→ Exercise directions
Return all lines from the listing below in which the string "voltage" occurs.

→ Input data
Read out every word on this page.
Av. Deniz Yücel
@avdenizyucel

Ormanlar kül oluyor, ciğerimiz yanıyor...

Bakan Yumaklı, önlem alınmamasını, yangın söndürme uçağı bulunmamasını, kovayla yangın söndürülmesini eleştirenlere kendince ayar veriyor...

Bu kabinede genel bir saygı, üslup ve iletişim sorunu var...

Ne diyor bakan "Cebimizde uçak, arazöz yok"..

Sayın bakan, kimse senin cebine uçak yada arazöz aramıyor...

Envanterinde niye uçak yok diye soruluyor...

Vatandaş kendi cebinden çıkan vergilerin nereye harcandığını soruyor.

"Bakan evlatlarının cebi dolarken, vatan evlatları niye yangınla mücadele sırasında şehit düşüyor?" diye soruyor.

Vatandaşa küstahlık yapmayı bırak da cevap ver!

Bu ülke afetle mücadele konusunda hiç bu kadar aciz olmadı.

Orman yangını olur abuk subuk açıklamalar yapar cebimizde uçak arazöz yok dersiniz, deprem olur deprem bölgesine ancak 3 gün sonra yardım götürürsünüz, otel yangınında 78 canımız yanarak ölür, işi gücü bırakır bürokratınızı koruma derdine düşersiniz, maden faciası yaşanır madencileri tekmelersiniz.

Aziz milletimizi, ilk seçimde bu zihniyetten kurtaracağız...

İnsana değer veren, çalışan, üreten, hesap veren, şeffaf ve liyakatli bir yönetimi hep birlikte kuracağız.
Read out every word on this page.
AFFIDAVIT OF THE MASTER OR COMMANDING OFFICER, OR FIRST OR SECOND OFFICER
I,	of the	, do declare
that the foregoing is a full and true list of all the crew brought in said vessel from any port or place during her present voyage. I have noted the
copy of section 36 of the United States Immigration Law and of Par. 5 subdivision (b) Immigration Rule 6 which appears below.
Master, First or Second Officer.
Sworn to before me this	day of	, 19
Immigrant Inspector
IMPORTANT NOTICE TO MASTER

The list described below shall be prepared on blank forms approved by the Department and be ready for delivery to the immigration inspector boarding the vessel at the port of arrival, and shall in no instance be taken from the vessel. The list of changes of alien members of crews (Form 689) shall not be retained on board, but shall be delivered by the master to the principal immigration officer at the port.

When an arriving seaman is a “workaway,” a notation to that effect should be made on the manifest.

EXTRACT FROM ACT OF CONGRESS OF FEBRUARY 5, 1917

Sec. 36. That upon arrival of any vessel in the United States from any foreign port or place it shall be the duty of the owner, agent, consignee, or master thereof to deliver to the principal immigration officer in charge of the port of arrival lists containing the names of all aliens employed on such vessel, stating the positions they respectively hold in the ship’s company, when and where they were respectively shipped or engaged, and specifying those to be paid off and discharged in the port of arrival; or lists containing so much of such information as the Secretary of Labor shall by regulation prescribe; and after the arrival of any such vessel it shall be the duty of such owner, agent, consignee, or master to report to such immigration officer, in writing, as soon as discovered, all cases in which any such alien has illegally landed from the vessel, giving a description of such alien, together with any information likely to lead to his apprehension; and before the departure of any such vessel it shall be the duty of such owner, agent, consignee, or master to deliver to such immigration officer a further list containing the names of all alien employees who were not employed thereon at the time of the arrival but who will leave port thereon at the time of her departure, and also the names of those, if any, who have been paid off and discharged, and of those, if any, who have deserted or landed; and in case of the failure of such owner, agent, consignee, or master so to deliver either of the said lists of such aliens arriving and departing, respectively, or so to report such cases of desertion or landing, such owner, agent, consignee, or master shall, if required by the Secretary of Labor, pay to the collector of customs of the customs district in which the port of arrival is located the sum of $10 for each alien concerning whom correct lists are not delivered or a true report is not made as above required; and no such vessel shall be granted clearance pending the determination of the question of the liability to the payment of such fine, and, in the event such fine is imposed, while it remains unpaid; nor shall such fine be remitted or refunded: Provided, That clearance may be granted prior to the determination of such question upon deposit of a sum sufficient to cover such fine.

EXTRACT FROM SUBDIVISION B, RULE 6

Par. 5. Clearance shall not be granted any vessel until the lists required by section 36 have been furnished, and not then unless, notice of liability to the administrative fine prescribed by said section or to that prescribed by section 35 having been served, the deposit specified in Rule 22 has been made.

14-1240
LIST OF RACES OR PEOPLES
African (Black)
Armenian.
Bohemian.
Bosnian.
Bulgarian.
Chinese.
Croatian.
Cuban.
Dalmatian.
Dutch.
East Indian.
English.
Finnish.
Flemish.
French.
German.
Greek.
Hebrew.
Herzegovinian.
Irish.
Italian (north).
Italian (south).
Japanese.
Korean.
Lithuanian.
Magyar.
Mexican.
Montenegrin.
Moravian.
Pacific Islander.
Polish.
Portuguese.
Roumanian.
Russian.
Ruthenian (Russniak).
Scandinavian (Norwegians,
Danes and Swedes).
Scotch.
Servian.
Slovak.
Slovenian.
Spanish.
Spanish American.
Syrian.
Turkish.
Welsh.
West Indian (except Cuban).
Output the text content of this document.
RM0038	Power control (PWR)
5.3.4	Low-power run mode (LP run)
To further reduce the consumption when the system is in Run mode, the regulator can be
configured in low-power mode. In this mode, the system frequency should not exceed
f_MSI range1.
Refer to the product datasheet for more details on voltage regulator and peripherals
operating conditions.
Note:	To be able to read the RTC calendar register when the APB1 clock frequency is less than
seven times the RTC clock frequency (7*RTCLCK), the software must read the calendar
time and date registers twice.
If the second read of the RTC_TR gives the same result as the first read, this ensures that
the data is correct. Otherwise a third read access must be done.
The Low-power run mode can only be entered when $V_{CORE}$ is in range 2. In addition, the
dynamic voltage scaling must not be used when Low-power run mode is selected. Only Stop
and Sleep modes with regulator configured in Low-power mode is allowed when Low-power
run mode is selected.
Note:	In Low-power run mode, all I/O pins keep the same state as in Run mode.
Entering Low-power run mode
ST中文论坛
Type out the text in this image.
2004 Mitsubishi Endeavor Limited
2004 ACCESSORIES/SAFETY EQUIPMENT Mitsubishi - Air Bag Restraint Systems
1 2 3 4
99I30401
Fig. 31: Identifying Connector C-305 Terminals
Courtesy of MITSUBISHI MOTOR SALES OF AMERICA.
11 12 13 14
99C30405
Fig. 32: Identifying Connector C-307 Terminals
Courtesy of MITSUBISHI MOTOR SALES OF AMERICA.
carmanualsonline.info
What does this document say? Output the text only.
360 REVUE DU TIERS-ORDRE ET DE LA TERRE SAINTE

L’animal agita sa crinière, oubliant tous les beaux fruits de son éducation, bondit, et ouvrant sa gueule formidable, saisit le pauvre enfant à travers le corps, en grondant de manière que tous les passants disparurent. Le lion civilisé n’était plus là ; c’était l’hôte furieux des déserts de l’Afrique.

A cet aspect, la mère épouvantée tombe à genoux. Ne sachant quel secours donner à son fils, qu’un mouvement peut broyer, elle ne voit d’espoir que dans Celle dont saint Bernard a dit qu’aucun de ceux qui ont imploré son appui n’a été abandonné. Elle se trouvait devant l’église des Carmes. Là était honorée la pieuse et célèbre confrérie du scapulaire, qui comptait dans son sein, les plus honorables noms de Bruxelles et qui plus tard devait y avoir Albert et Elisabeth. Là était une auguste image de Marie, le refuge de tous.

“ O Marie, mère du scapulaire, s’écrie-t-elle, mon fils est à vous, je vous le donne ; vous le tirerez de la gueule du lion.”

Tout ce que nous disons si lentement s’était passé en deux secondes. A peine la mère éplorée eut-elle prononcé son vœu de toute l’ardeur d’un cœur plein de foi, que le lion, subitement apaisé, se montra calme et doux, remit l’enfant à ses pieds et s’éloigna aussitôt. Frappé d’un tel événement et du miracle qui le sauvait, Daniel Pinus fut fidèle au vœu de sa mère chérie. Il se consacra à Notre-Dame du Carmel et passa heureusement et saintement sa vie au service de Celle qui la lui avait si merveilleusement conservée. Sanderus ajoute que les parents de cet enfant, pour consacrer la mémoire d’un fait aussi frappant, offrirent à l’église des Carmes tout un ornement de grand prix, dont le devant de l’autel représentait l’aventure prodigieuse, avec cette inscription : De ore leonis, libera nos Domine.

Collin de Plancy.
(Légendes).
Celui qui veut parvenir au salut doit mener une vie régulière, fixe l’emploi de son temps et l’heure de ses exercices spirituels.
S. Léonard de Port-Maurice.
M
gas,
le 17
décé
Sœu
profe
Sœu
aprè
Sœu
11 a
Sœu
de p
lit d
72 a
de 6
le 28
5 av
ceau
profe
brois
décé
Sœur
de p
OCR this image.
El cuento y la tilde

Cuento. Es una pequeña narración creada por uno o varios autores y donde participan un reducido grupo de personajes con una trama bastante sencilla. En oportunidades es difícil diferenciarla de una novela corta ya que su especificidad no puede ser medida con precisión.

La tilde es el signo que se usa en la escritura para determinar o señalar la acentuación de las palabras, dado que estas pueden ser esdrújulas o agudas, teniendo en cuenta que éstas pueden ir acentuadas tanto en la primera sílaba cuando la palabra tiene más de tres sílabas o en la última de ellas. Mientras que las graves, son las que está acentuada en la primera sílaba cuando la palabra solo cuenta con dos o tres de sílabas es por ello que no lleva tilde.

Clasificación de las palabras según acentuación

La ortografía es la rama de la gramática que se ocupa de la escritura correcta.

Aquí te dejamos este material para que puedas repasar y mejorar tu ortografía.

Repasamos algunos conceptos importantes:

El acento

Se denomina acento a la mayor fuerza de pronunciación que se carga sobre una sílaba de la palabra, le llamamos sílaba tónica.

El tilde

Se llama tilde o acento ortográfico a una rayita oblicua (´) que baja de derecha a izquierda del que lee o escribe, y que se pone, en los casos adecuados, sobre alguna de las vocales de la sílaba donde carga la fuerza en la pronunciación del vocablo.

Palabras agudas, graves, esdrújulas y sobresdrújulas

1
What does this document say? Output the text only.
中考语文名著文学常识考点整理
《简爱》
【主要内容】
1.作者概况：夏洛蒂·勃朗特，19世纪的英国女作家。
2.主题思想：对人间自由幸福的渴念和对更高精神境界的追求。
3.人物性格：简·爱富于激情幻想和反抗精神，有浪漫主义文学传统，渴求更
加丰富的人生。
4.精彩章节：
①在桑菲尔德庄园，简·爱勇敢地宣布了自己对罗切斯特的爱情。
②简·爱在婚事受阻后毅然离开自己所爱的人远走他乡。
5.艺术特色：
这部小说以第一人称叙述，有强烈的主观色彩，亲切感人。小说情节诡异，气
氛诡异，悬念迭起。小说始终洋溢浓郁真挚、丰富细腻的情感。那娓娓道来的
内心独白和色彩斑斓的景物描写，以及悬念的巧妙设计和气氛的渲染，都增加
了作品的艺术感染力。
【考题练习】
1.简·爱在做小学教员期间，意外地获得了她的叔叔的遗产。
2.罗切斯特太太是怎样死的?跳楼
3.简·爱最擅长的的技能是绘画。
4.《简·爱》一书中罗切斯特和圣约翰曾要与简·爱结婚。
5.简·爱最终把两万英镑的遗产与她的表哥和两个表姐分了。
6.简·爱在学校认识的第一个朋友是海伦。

→ Answer below
Refer to the product datasheet for more details on voltage regulator and peripherals
dynamic voltage scaling must not be used when Low-power run mode is selected. Only Stop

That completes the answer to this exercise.